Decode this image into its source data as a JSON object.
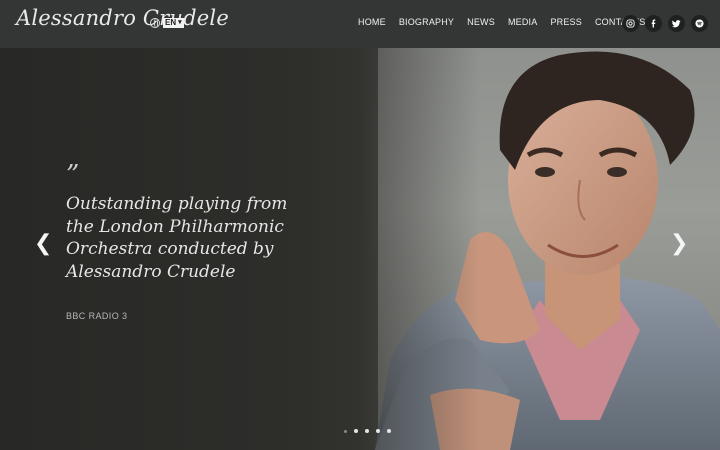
{
  "header": {
    "logo_text": "Alessandro Crudele",
    "language": "EN",
    "nav": [
      "HOME",
      "BIOGRAPHY",
      "NEWS",
      "MEDIA",
      "PRESS",
      "CONTACTS"
    ],
    "social_icons": [
      "instagram-icon",
      "facebook-icon",
      "twitter-icon",
      "spotify-icon"
    ]
  },
  "hero": {
    "quote_mark": "”",
    "quote": "Outstanding playing from the London Philharmonic Orchestra conducted by Alessandro Crudele",
    "source": "BBC RADIO 3",
    "slides": 5,
    "active_slide": 1
  },
  "colors": {
    "header_bg": "#343636",
    "text_light": "#e6e6e6"
  }
}
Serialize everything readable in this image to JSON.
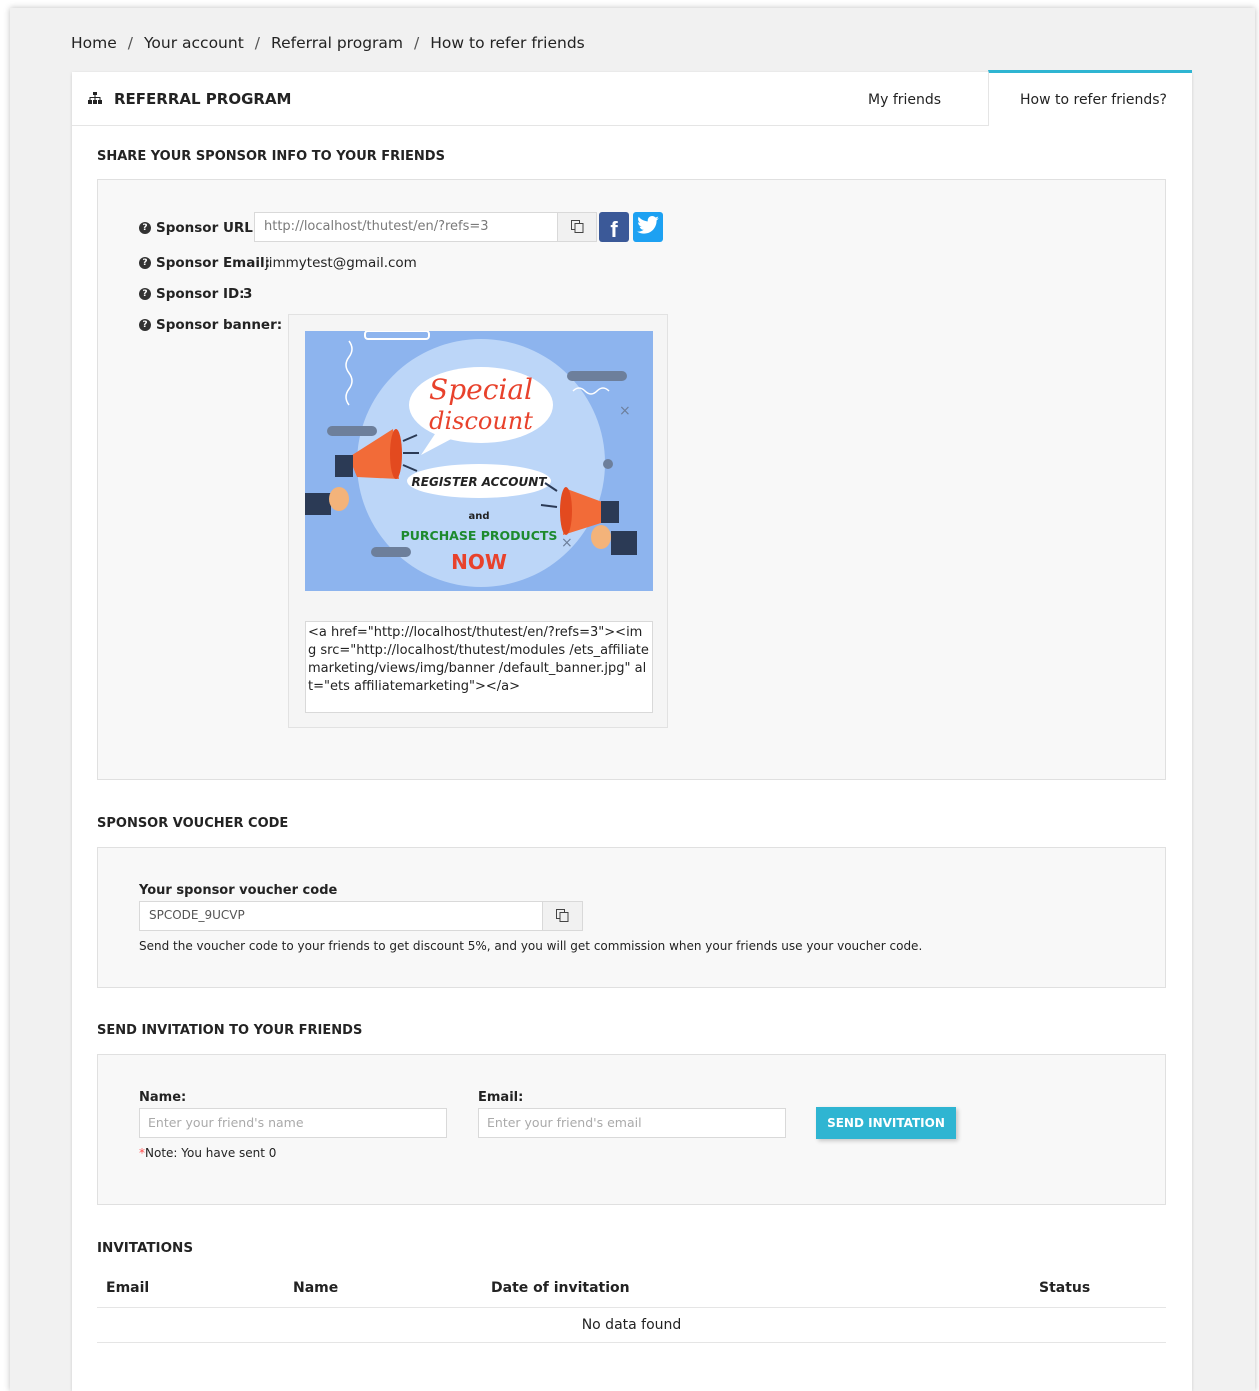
{
  "breadcrumb": [
    "Home",
    "Your account",
    "Referral program",
    "How to refer friends"
  ],
  "header": {
    "title": "REFERRAL PROGRAM",
    "tabs": [
      {
        "label": "My friends",
        "active": false
      },
      {
        "label": "How to refer friends?",
        "active": true
      }
    ]
  },
  "share": {
    "section_title": "SHARE YOUR SPONSOR INFO TO YOUR FRIENDS",
    "url_label": "Sponsor URL:",
    "url_value": "http://localhost/thutest/en/?refs=3",
    "email_label": "Sponsor Email:",
    "email_value": "jimmytest@gmail.com",
    "id_label": "Sponsor ID:",
    "id_value": "3",
    "banner_label": "Sponsor banner:",
    "banner": {
      "line1": "Special",
      "line2": "discount",
      "register": "REGISTER ACCOUNT",
      "and": "and",
      "purchase": "PURCHASE PRODUCTS",
      "now": "NOW"
    },
    "banner_code": "<a href=\"http://localhost/thutest/en/?refs=3\"><img src=\"http://localhost/thutest/modules /ets_affiliatemarketing/views/img/banner /default_banner.jpg\" alt=\"ets affiliatemarketing\"></a>"
  },
  "voucher": {
    "section_title": "SPONSOR VOUCHER CODE",
    "label": "Your sponsor voucher code",
    "code": "SPCODE_9UCVP",
    "description": "Send the voucher code to your friends to get discount 5%, and you will get commission when your friends use your voucher code."
  },
  "invite": {
    "section_title": "SEND INVITATION TO YOUR FRIENDS",
    "name_label": "Name:",
    "name_placeholder": "Enter your friend's name",
    "email_label": "Email:",
    "email_placeholder": "Enter your friend's email",
    "button": "SEND INVITATION",
    "note_star": "*",
    "note": "Note: You have sent 0"
  },
  "invitations": {
    "section_title": "INVITATIONS",
    "columns": [
      "Email",
      "Name",
      "Date of invitation",
      "Status"
    ],
    "empty": "No data found"
  },
  "colors": {
    "accent": "#2fb5d2",
    "facebook": "#3b5998",
    "twitter": "#1da1f2",
    "required": "#ff4c4c"
  }
}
* * *
**TO DO**
Write the entries above out in full, exactly, with no images.

**ANSWER BELOW**
Decode this image into its source data as a JSON object.
{
  "header": {
    "logo_text": "Alessandro Crudele",
    "language": "EN",
    "nav": [
      "HOME",
      "BIOGRAPHY",
      "NEWS",
      "MEDIA",
      "PRESS",
      "CONTACTS"
    ],
    "social_icons": [
      "instagram-icon",
      "facebook-icon",
      "twitter-icon",
      "spotify-icon"
    ]
  },
  "hero": {
    "quote_mark": "”",
    "quote": "Outstanding playing from the London Philharmonic Orchestra conducted by Alessandro Crudele",
    "source": "BBC RADIO 3",
    "slides": 5,
    "active_slide": 1
  },
  "colors": {
    "header_bg": "#343636",
    "text_light": "#e6e6e6"
  }
}
Serialize everything readable in this image to JSON.
{
  "breadcrumb": [
    "Home",
    "Your account",
    "Referral program",
    "How to refer friends"
  ],
  "header": {
    "title": "REFERRAL PROGRAM",
    "tabs": [
      {
        "label": "My friends",
        "active": false
      },
      {
        "label": "How to refer friends?",
        "active": true
      }
    ]
  },
  "share": {
    "section_title": "SHARE YOUR SPONSOR INFO TO YOUR FRIENDS",
    "url_label": "Sponsor URL:",
    "url_value": "http://localhost/thutest/en/?refs=3",
    "email_label": "Sponsor Email:",
    "email_value": "jimmytest@gmail.com",
    "id_label": "Sponsor ID:",
    "id_value": "3",
    "banner_label": "Sponsor banner:",
    "banner": {
      "line1": "Special",
      "line2": "discount",
      "register": "REGISTER ACCOUNT",
      "and": "and",
      "purchase": "PURCHASE PRODUCTS",
      "now": "NOW"
    },
    "banner_code": "<a href=\"http://localhost/thutest/en/?refs=3\"><img src=\"http://localhost/thutest/modules /ets_affiliatemarketing/views/img/banner /default_banner.jpg\" alt=\"ets affiliatemarketing\"></a>"
  },
  "voucher": {
    "section_title": "SPONSOR VOUCHER CODE",
    "label": "Your sponsor voucher code",
    "code": "SPCODE_9UCVP",
    "description": "Send the voucher code to your friends to get discount 5%, and you will get commission when your friends use your voucher code."
  },
  "invite": {
    "section_title": "SEND INVITATION TO YOUR FRIENDS",
    "name_label": "Name:",
    "name_placeholder": "Enter your friend's name",
    "email_label": "Email:",
    "email_placeholder": "Enter your friend's email",
    "button": "SEND INVITATION",
    "note_star": "*",
    "note": "Note: You have sent 0"
  },
  "invitations": {
    "section_title": "INVITATIONS",
    "columns": [
      "Email",
      "Name",
      "Date of invitation",
      "Status"
    ],
    "empty": "No data found"
  },
  "colors": {
    "accent": "#2fb5d2",
    "facebook": "#3b5998",
    "twitter": "#1da1f2",
    "required": "#ff4c4c"
  }
}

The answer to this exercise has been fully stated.